Task prompt | Copy out each line that includes the word "JSON".
####################
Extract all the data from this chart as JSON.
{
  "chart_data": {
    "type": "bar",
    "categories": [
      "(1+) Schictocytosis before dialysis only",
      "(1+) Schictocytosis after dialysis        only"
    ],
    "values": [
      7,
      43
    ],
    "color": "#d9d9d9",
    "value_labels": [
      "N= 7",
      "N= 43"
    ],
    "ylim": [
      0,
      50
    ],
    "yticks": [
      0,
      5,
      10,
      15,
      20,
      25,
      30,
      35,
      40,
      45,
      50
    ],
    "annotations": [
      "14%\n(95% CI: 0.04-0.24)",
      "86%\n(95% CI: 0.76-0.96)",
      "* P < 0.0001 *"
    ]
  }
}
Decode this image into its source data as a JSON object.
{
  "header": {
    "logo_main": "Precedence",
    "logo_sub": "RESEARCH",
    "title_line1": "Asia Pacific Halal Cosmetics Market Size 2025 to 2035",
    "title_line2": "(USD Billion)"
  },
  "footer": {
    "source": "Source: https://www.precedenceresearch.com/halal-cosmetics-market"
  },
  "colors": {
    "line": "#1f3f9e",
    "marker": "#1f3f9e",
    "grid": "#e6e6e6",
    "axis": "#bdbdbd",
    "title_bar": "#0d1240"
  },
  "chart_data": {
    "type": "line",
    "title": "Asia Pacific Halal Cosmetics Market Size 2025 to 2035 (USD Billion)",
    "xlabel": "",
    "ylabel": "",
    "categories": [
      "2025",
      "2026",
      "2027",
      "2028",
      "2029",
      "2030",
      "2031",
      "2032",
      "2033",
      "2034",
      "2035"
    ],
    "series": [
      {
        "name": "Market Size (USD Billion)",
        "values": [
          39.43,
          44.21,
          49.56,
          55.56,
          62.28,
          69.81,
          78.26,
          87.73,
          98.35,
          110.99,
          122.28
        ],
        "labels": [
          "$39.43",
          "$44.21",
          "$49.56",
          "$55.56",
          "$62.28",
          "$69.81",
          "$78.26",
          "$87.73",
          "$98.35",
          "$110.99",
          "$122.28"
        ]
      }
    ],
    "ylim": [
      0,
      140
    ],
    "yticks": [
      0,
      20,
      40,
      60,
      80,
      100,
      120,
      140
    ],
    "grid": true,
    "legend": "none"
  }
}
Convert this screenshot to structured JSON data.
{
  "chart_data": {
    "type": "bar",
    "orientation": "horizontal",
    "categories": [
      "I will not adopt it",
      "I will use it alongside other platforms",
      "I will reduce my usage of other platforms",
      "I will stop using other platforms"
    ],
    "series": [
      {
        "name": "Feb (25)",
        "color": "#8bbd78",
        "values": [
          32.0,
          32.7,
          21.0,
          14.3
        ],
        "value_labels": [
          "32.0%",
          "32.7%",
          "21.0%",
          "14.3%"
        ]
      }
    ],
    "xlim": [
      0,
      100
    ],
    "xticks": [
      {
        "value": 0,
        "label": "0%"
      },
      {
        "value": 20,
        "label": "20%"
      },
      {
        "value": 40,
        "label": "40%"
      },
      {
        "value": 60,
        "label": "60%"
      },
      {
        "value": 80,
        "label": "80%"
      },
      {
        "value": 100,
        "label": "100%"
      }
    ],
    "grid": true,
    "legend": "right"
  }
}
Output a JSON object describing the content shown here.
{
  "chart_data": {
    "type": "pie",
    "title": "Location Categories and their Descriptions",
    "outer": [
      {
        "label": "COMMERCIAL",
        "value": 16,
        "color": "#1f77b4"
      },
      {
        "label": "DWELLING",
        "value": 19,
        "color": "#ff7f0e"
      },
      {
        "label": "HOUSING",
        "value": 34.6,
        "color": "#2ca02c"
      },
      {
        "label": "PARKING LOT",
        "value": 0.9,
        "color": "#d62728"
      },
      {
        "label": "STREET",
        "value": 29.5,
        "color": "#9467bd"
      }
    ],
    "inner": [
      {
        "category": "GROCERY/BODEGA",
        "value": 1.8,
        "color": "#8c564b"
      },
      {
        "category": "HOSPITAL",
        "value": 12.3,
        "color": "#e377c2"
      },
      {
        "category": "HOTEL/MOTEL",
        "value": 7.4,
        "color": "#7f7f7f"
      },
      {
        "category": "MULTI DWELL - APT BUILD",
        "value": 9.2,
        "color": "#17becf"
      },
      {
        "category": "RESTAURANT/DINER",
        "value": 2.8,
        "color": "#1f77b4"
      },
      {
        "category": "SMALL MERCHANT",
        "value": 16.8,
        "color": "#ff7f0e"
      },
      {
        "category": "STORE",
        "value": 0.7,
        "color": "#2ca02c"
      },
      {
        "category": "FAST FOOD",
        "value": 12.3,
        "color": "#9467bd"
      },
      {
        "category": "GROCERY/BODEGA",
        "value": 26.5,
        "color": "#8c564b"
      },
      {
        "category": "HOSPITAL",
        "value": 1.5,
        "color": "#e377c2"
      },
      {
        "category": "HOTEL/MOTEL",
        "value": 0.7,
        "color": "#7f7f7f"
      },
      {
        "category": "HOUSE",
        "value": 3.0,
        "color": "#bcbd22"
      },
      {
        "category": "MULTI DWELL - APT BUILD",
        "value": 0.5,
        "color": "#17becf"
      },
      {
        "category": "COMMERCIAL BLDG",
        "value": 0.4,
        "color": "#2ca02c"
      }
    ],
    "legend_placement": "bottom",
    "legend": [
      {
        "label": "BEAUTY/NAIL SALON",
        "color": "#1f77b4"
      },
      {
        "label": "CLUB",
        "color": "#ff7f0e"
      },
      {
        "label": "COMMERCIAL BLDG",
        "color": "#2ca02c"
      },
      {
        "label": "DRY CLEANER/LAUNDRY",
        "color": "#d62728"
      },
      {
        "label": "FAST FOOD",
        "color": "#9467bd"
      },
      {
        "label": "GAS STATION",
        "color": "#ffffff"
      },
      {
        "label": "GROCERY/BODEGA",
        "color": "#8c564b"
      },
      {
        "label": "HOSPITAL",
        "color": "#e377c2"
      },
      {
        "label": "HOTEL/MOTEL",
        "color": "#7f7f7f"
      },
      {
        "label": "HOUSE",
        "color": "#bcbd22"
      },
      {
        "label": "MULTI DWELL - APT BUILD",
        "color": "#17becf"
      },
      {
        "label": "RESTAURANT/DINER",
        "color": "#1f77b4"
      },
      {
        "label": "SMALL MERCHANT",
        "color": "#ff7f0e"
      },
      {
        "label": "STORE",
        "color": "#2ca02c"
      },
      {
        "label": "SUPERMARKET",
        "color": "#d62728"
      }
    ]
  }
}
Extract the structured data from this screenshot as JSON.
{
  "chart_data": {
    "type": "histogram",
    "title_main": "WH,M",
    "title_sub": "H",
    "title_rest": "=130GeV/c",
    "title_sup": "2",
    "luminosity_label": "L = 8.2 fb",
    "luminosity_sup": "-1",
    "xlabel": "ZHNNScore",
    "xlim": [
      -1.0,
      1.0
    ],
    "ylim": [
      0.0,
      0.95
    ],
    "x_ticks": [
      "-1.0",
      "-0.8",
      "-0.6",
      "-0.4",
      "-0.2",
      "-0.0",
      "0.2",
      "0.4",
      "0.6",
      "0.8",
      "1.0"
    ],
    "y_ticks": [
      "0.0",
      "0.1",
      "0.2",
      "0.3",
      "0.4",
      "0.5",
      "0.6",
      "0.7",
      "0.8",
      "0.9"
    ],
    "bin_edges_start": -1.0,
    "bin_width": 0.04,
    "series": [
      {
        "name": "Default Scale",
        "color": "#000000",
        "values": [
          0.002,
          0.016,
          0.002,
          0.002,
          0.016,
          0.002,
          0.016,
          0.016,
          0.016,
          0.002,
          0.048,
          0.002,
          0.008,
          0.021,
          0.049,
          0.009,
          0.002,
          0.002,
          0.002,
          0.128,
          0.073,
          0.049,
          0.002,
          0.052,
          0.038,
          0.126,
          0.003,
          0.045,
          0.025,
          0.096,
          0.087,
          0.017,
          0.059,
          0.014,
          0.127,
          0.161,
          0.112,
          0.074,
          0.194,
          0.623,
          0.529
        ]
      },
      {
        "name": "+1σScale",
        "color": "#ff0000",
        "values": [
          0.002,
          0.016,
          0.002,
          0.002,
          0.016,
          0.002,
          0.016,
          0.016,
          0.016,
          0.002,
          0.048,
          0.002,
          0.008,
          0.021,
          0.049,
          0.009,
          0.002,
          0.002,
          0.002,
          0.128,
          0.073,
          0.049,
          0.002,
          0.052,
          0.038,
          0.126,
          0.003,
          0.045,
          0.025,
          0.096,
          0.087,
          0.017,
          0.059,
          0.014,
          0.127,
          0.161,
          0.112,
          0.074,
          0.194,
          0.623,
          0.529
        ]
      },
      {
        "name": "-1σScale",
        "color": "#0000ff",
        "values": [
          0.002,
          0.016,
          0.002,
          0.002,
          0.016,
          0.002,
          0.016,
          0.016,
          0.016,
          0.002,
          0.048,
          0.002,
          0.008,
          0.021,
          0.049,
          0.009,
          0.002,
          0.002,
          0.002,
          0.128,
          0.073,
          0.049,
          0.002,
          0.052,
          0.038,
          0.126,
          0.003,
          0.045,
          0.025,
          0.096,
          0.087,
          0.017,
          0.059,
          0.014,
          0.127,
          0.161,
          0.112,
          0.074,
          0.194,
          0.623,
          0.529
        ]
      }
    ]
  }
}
####################
The solution |
Extract all the data from this chart as JSON.
Decode this image into its source data as a JSON object.
Convert this screenshot to structured JSON data.
Output a JSON object describing the content shown here.
Extract the structured data from this screenshot as JSON.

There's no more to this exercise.